> **DATASET**
= = = =

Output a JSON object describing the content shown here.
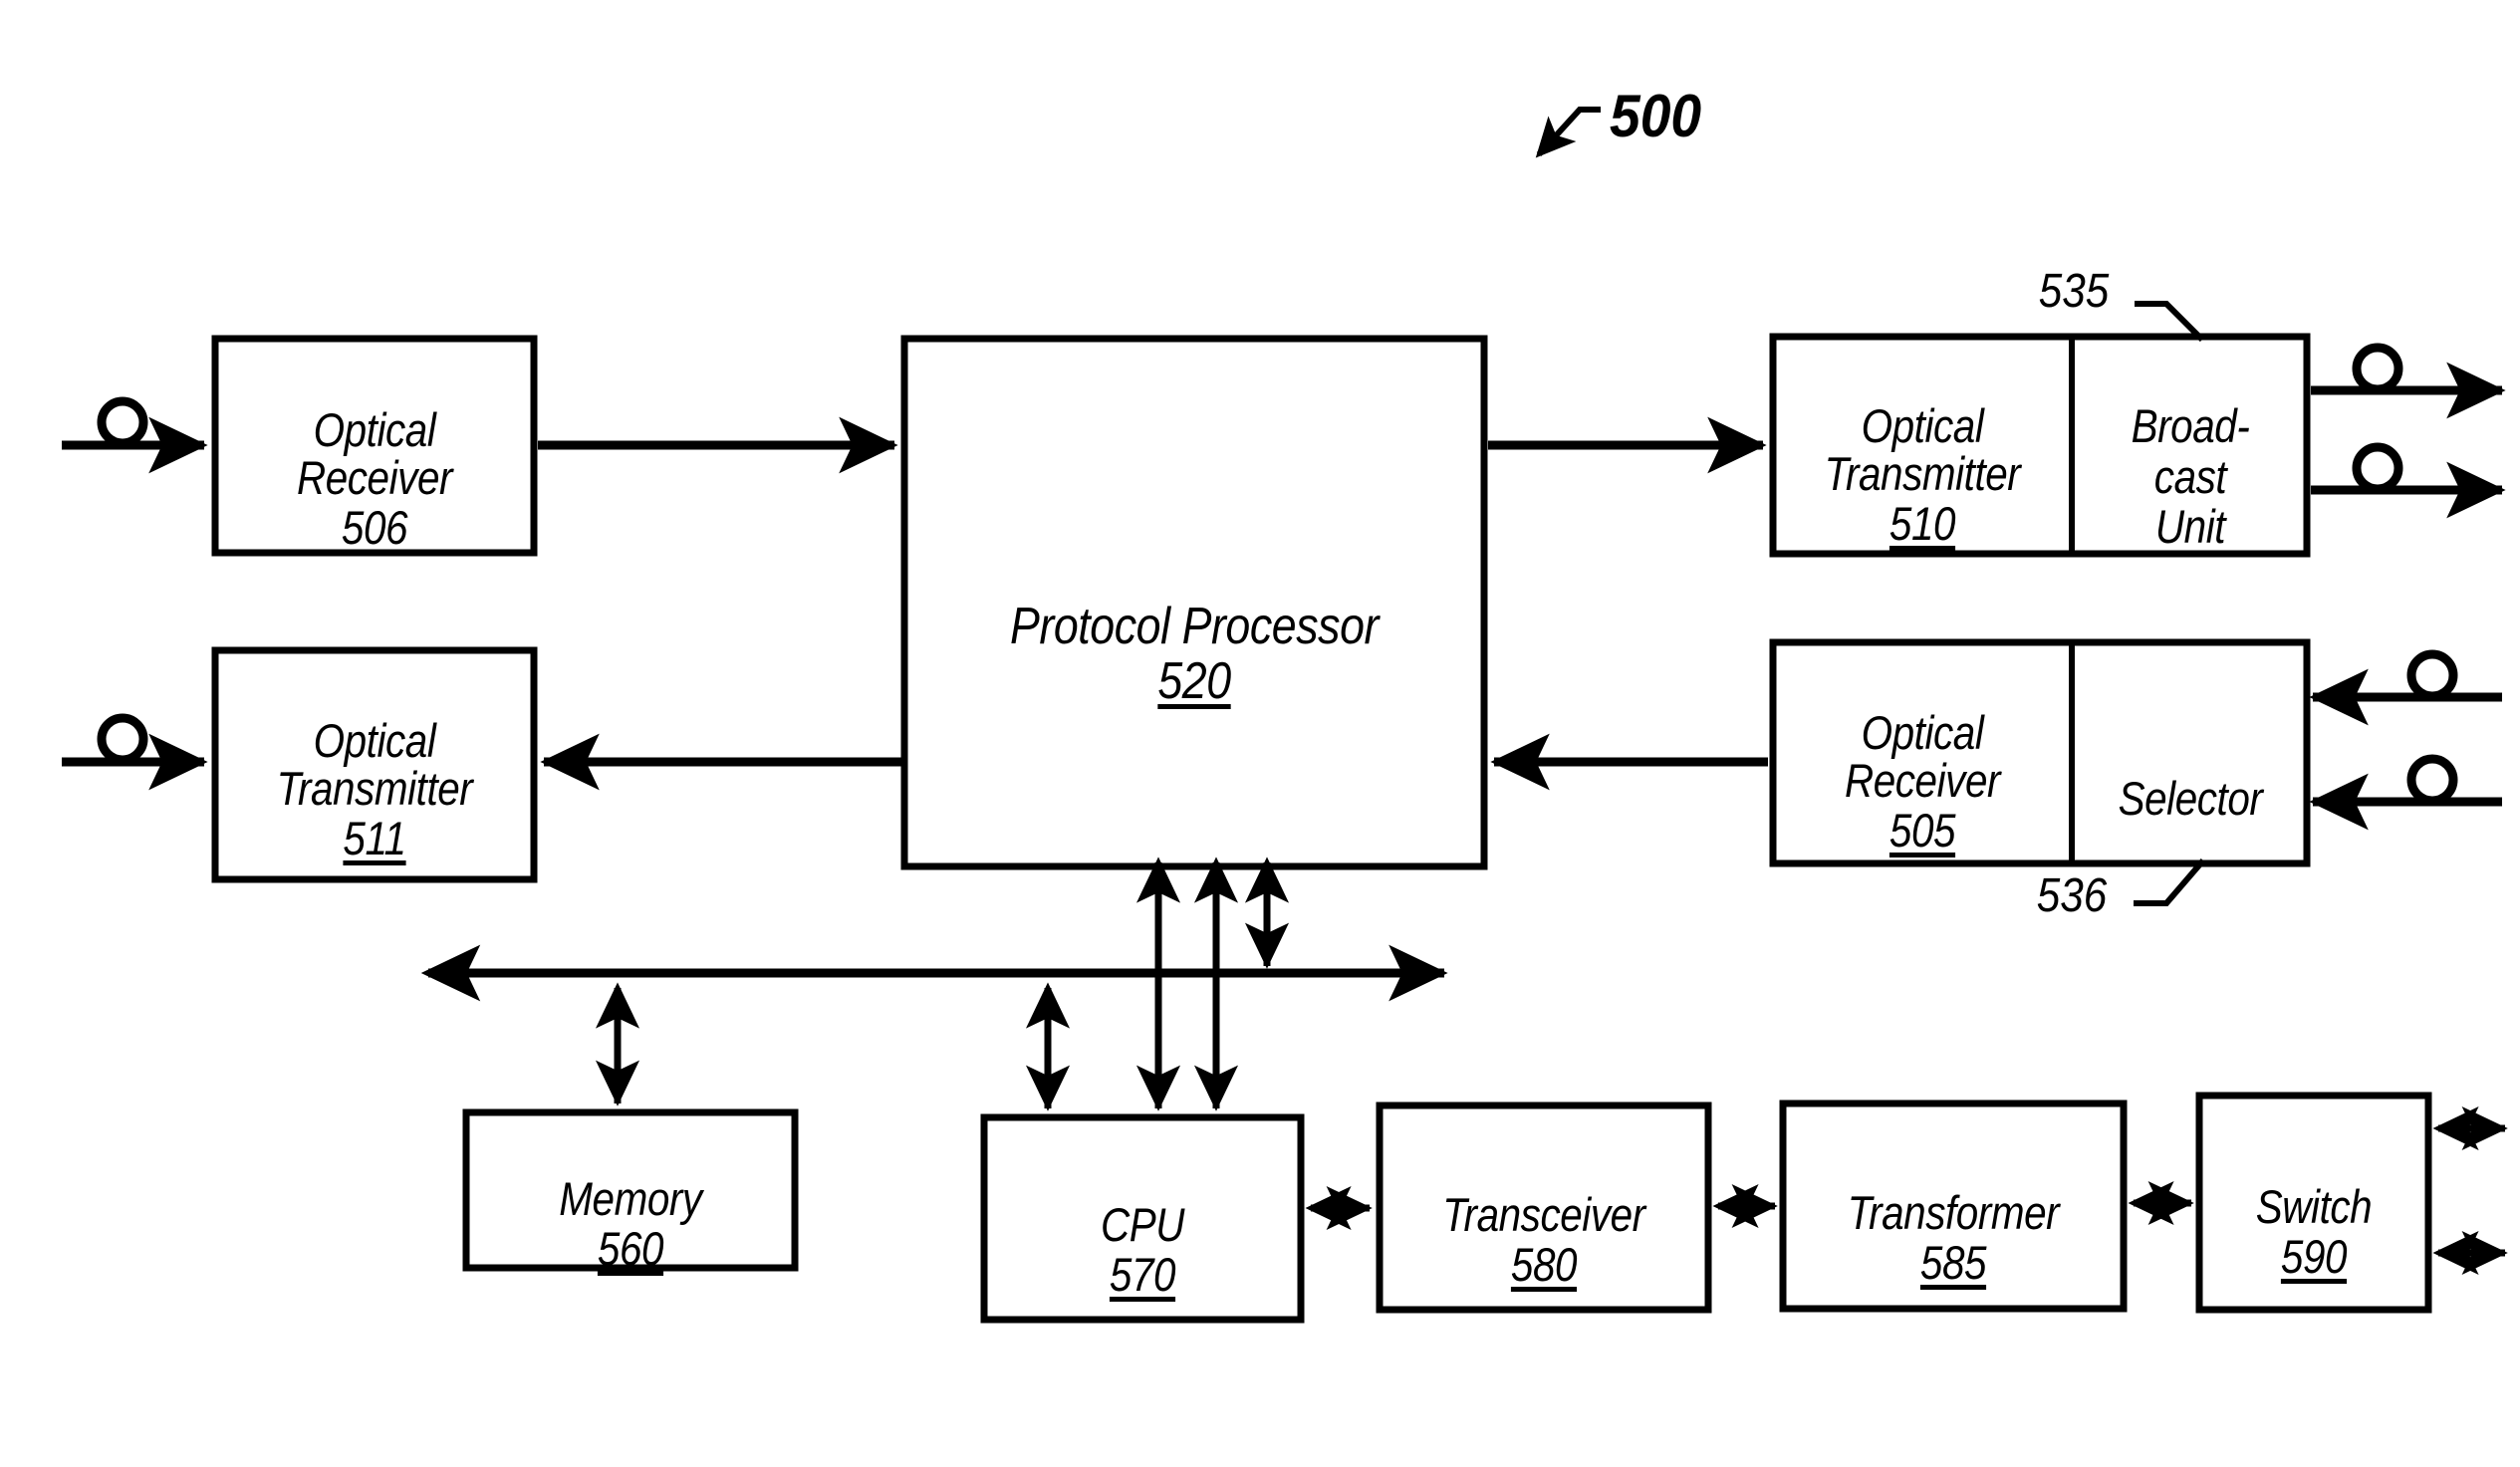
{
  "figure": {
    "number": "500",
    "title_ref": "500"
  },
  "callouts": {
    "broadcast_unit_ref": "535",
    "selector_ref": "536"
  },
  "blocks": {
    "optical_receiver_506": {
      "name": "Optical\nReceiver",
      "ref": "506"
    },
    "optical_transmitter_511": {
      "name": "Optical\nTransmitter",
      "ref": "511"
    },
    "protocol_processor_520": {
      "name": "Protocol Processor",
      "ref": "520"
    },
    "optical_transmitter_510": {
      "name": "Optical\nTransmitter",
      "ref": "510"
    },
    "broadcast_unit": {
      "name": "Broad-\ncast\nUnit",
      "ref": ""
    },
    "optical_receiver_505": {
      "name": "Optical\nReceiver",
      "ref": "505"
    },
    "selector": {
      "name": "Selector",
      "ref": ""
    },
    "memory_560": {
      "name": "Memory",
      "ref": "560"
    },
    "cpu_570": {
      "name": "CPU",
      "ref": "570"
    },
    "transceiver_580": {
      "name": "Transceiver",
      "ref": "580"
    },
    "transformer_585": {
      "name": "Transformer",
      "ref": "585"
    },
    "switch_590": {
      "name": "Switch",
      "ref": "590"
    }
  },
  "colors": {
    "line": "#000000",
    "background": "#ffffff",
    "text": "#000000"
  }
}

= = = =

> **EXERCISE**
Quote all the records verbatim, dropping any pictures from your copy.

> **SOLUTION FOR THIS TASK**
Output a JSON object describing the content shown here.
{
  "figure": {
    "number": "500",
    "title_ref": "500"
  },
  "callouts": {
    "broadcast_unit_ref": "535",
    "selector_ref": "536"
  },
  "blocks": {
    "optical_receiver_506": {
      "name": "Optical\nReceiver",
      "ref": "506"
    },
    "optical_transmitter_511": {
      "name": "Optical\nTransmitter",
      "ref": "511"
    },
    "protocol_processor_520": {
      "name": "Protocol Processor",
      "ref": "520"
    },
    "optical_transmitter_510": {
      "name": "Optical\nTransmitter",
      "ref": "510"
    },
    "broadcast_unit": {
      "name": "Broad-\ncast\nUnit",
      "ref": ""
    },
    "optical_receiver_505": {
      "name": "Optical\nReceiver",
      "ref": "505"
    },
    "selector": {
      "name": "Selector",
      "ref": ""
    },
    "memory_560": {
      "name": "Memory",
      "ref": "560"
    },
    "cpu_570": {
      "name": "CPU",
      "ref": "570"
    },
    "transceiver_580": {
      "name": "Transceiver",
      "ref": "580"
    },
    "transformer_585": {
      "name": "Transformer",
      "ref": "585"
    },
    "switch_590": {
      "name": "Switch",
      "ref": "590"
    }
  },
  "colors": {
    "line": "#000000",
    "background": "#ffffff",
    "text": "#000000"
  }
}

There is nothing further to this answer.